What is required: Return every record verbatim, omitting all pictures.

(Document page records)
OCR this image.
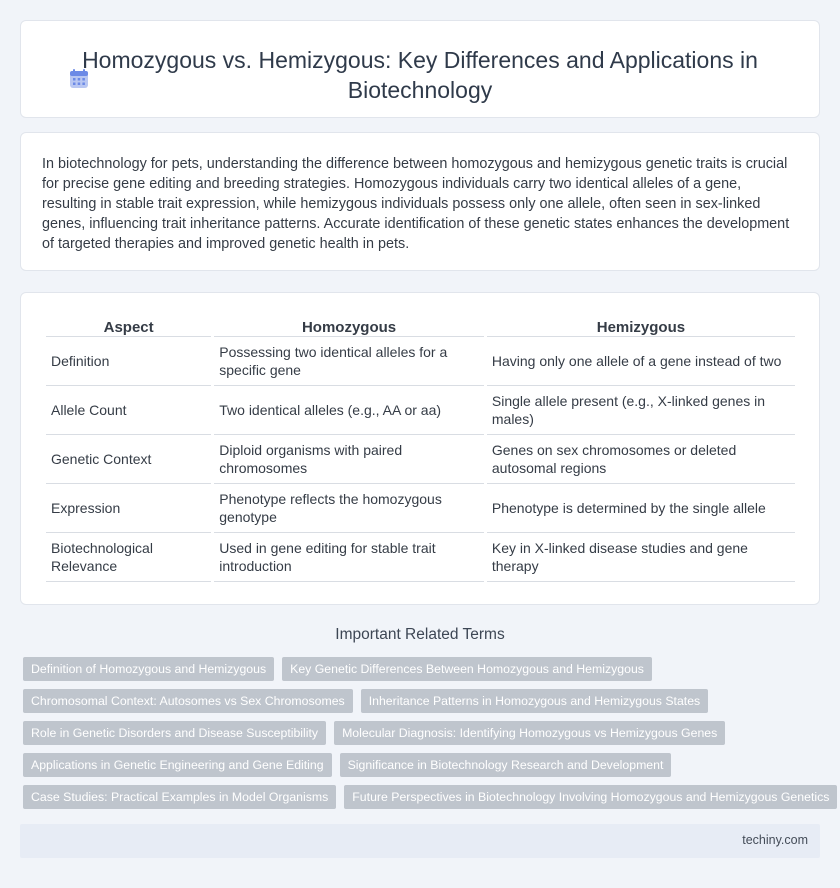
Homozygous vs. Hemizygous: Key Differences and Applications in Biotechnology

In biotechnology for pets, understanding the difference between homozygous and hemizygous genetic traits is crucial for precise gene editing and breeding strategies. Homozygous individuals carry two identical alleles of a gene, resulting in stable trait expression, while hemizygous individuals possess only one allele, often seen in sex-linked genes, influencing trait inheritance patterns. Accurate identification of these genetic states enhances the development of targeted therapies and improved genetic health in pets.

Aspect	Homozygous	Hemizygous
Definition	Possessing two identical alleles for a specific gene	Having only one allele of a gene instead of two
Allele Count	Two identical alleles (e.g., AA or aa)	Single allele present (e.g., X-linked genes in males)
Genetic Context	Diploid organisms with paired chromosomes	Genes on sex chromosomes or deleted autosomal regions
Expression	Phenotype reflects the homozygous genotype	Phenotype is determined by the single allele
Biotechnological Relevance	Used in gene editing for stable trait introduction	Key in X-linked disease studies and gene therapy
Important Related Terms
Definition of Homozygous and Hemizygous	Key Genetic Differences Between Homozygous and Hemizygous
Chromosomal Context: Autosomes vs Sex Chromosomes	Inheritance Patterns in Homozygous and Hemizygous States
Role in Genetic Disorders and Disease Susceptibility	Molecular Diagnosis: Identifying Homozygous vs Hemizygous Genes
Applications in Genetic Engineering and Gene Editing	Significance in Biotechnology Research and Development
Case Studies: Practical Examples in Model Organisms	Future Perspectives in Biotechnology Involving Homozygous and Hemizygous Genetics
techiny.com
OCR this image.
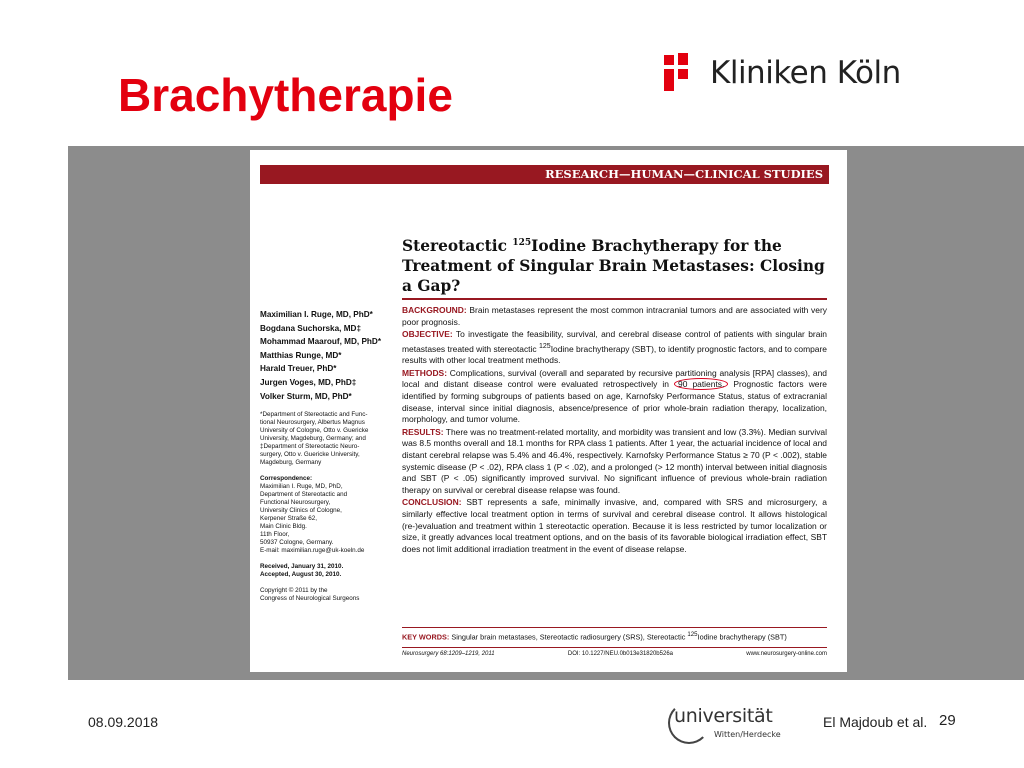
Brachytherapie	Kliniken Köln
RESEARCH—HUMAN—CLINICAL STUDIES
Stereotactic $^{125}$Iodine Brachytherapy for the Treatment of Singular Brain Metastases: Closing a Gap?
Maximilian I. Ruge, MD, PhD*
Bogdana Suchorska, MD‡
Mohammad Maarouf, MD, PhD*
Matthias Runge, MD*
Harald Treuer, PhD*
Jurgen Voges, MD, PhD‡
Volker Sturm, MD, PhD*
*Department of Stereotactic and Func-
tional Neurosurgery, Albertus Magnus
University of Cologne, Otto v. Guericke
University, Magdeburg, Germany; and
‡Department of Stereotactic Neuro-
surgery, Otto v. Guericke University,
Magdeburg, Germany
Correspondence:
Maximilian I. Ruge, MD, PhD,
Department of Stereotactic and
Functional Neurosurgery,
University Clinics of Cologne,
Kerpener Straße 62,
Main Clinic Bldg.
11th Floor,
50937 Cologne, Germany.
E-mail: maximilian.ruge@uk-koeln.de
Received, January 31, 2010.
Accepted, August 30, 2010.
Copyright © 2011 by the
Congress of Neurological Surgeons

BACKGROUND: Brain metastases represent the most common intracranial tumors and are associated with very poor prognosis.

OBJECTIVE: To investigate the feasibility, survival, and cerebral disease control of patients with singular brain metastases treated with stereotactic $^{125}$Iodine brachytherapy (SBT), to identify prognostic factors, and to compare results with other local treatment methods.

METHODS: Complications, survival (overall and separated by recursive partitioning analysis [RPA] classes), and local and distant disease control were evaluated retrospectively in 90 patients. Prognostic factors were identified by forming subgroups of patients based on age, Karnofsky Performance Status, status of extracranial disease, interval since initial diagnosis, absence/presence of prior whole-brain radiation therapy, localization, morphology, and tumor volume.

RESULTS: There was no treatment-related mortality, and morbidity was transient and low (3.3%). Median survival was 8.5 months overall and 18.1 months for RPA class 1 patients. After 1 year, the actuarial incidence of local and distant cerebral relapse was 5.4% and 46.4%, respectively. Karnofsky Performance Status ≥ 70 (P < .002), stable systemic disease (P < .02), RPA class 1 (P < .02), and a prolonged (> 12 month) interval between initial diagnosis and SBT (P < .05) significantly improved survival. No significant influence of previous whole-brain radiation therapy on survival or cerebral disease relapse was found.

CONCLUSION: SBT represents a safe, minimally invasive, and, compared with SRS and microsurgery, a similarly effective local treatment option in terms of survival and cerebral disease control. It allows histological (re-)evaluation and treatment within 1 stereotactic operation. Because it is less restricted by tumor localization or size, it greatly advances local treatment options, and on the basis of its favorable biological irradiation effect, SBT does not limit additional irradiation treatment in the event of disease relapse.

KEY WORDS: Singular brain metastases, Stereotactic radiosurgery (SRS), Stereotactic $^{125}$Iodine brachytherapy (SBT)
Neurosurgery 68:1209–1219, 2011	DOI: 10.1227/NEU.0b013e31820b526a	www.neurosurgery-online.com
08.09.2018	universität
Witten/Herdecke
El Majdoub et al. 29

Solution to the exercise:
OCR this image.
Homozygous vs. Hemizygous: Key Differences and Applications in Biotechnology

In biotechnology for pets, understanding the difference between homozygous and hemizygous genetic traits is crucial for precise gene editing and breeding strategies. Homozygous individuals carry two identical alleles of a gene, resulting in stable trait expression, while hemizygous individuals possess only one allele, often seen in sex-linked genes, influencing trait inheritance patterns. Accurate identification of these genetic states enhances the development of targeted therapies and improved genetic health in pets.

Aspect	Homozygous	Hemizygous
Definition	Possessing two identical alleles for a specific gene	Having only one allele of a gene instead of two
Allele Count	Two identical alleles (e.g., AA or aa)	Single allele present (e.g., X-linked genes in males)
Genetic Context	Diploid organisms with paired chromosomes	Genes on sex chromosomes or deleted autosomal regions
Expression	Phenotype reflects the homozygous genotype	Phenotype is determined by the single allele
Biotechnological Relevance	Used in gene editing for stable trait introduction	Key in X-linked disease studies and gene therapy
Important Related Terms
Definition of Homozygous and Hemizygous	Key Genetic Differences Between Homozygous and Hemizygous
Chromosomal Context: Autosomes vs Sex Chromosomes	Inheritance Patterns in Homozygous and Hemizygous States
Role in Genetic Disorders and Disease Susceptibility	Molecular Diagnosis: Identifying Homozygous vs Hemizygous Genes
Applications in Genetic Engineering and Gene Editing	Significance in Biotechnology Research and Development
Case Studies: Practical Examples in Model Organisms	Future Perspectives in Biotechnology Involving Homozygous and Hemizygous Genetics
techiny.com
OCR this image.
Brachytherapie	Kliniken Köln
RESEARCH—HUMAN—CLINICAL STUDIES
Stereotactic $^{125}$Iodine Brachytherapy for the Treatment of Singular Brain Metastases: Closing a Gap?
Maximilian I. Ruge, MD, PhD*
Bogdana Suchorska, MD‡
Mohammad Maarouf, MD, PhD*
Matthias Runge, MD*
Harald Treuer, PhD*
Jurgen Voges, MD, PhD‡
Volker Sturm, MD, PhD*
*Department of Stereotactic and Func-
tional Neurosurgery, Albertus Magnus
University of Cologne, Otto v. Guericke
University, Magdeburg, Germany; and
‡Department of Stereotactic Neuro-
surgery, Otto v. Guericke University,
Magdeburg, Germany
Correspondence:
Maximilian I. Ruge, MD, PhD,
Department of Stereotactic and
Functional Neurosurgery,
University Clinics of Cologne,
Kerpener Straße 62,
Main Clinic Bldg.
11th Floor,
50937 Cologne, Germany.
E-mail: maximilian.ruge@uk-koeln.de
Received, January 31, 2010.
Accepted, August 30, 2010.
Copyright © 2011 by the
Congress of Neurological Surgeons

BACKGROUND: Brain metastases represent the most common intracranial tumors and are associated with very poor prognosis.

OBJECTIVE: To investigate the feasibility, survival, and cerebral disease control of patients with singular brain metastases treated with stereotactic $^{125}$Iodine brachytherapy (SBT), to identify prognostic factors, and to compare results with other local treatment methods.

METHODS: Complications, survival (overall and separated by recursive partitioning analysis [RPA] classes), and local and distant disease control were evaluated retrospectively in 90 patients. Prognostic factors were identified by forming subgroups of patients based on age, Karnofsky Performance Status, status of extracranial disease, interval since initial diagnosis, absence/presence of prior whole-brain radiation therapy, localization, morphology, and tumor volume.

RESULTS: There was no treatment-related mortality, and morbidity was transient and low (3.3%). Median survival was 8.5 months overall and 18.1 months for RPA class 1 patients. After 1 year, the actuarial incidence of local and distant cerebral relapse was 5.4% and 46.4%, respectively. Karnofsky Performance Status ≥ 70 (P < .002), stable systemic disease (P < .02), RPA class 1 (P < .02), and a prolonged (> 12 month) interval between initial diagnosis and SBT (P < .05) significantly improved survival. No significant influence of previous whole-brain radiation therapy on survival or cerebral disease relapse was found.

CONCLUSION: SBT represents a safe, minimally invasive, and, compared with SRS and microsurgery, a similarly effective local treatment option in terms of survival and cerebral disease control. It allows histological (re-)evaluation and treatment within 1 stereotactic operation. Because it is less restricted by tumor localization or size, it greatly advances local treatment options, and on the basis of its favorable biological irradiation effect, SBT does not limit additional irradiation treatment in the event of disease relapse.

KEY WORDS: Singular brain metastases, Stereotactic radiosurgery (SRS), Stereotactic $^{125}$Iodine brachytherapy (SBT)
Neurosurgery 68:1209–1219, 2011	DOI: 10.1227/NEU.0b013e31820b526a	www.neurosurgery-online.com
08.09.2018	universität
Witten/Herdecke
El Majdoub et al. 29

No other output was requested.